===== EXERCISE MATERIALS =====

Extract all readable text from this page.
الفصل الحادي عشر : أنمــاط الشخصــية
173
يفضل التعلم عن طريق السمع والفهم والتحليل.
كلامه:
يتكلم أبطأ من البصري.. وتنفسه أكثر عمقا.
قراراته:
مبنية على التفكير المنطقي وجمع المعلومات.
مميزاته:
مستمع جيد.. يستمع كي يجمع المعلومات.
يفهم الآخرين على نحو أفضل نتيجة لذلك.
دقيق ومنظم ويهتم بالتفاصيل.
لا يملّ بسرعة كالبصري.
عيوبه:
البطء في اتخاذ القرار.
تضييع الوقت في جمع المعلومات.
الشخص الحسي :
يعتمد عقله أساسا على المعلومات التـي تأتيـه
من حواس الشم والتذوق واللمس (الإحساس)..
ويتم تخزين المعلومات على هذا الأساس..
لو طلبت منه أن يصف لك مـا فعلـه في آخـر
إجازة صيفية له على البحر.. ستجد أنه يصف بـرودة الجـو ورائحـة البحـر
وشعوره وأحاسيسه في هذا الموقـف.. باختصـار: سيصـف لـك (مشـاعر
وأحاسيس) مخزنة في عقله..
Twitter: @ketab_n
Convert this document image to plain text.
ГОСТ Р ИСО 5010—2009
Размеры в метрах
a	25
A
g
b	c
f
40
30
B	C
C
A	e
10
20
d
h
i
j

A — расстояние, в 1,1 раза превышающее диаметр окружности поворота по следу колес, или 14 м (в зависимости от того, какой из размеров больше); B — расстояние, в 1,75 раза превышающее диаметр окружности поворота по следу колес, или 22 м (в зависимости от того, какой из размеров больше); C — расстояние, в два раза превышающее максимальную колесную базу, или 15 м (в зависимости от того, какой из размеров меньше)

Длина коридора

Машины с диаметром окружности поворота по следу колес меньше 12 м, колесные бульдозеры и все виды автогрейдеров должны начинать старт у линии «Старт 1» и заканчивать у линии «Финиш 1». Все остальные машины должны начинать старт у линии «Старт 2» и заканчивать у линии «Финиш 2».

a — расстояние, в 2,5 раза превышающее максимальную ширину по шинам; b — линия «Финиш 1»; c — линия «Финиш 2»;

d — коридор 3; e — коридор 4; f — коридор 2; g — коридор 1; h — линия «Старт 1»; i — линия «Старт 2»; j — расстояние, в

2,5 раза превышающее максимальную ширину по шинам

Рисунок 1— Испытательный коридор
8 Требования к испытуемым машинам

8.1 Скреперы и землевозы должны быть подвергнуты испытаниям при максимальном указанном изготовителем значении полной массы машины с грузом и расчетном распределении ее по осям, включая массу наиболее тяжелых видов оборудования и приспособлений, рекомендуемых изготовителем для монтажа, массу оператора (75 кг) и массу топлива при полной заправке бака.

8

=====

WRITTEN EXERCISE:
Determine how many lines of the listing hold the word "ширину" and reply with that figure alone.

FULL OUTPUT:
2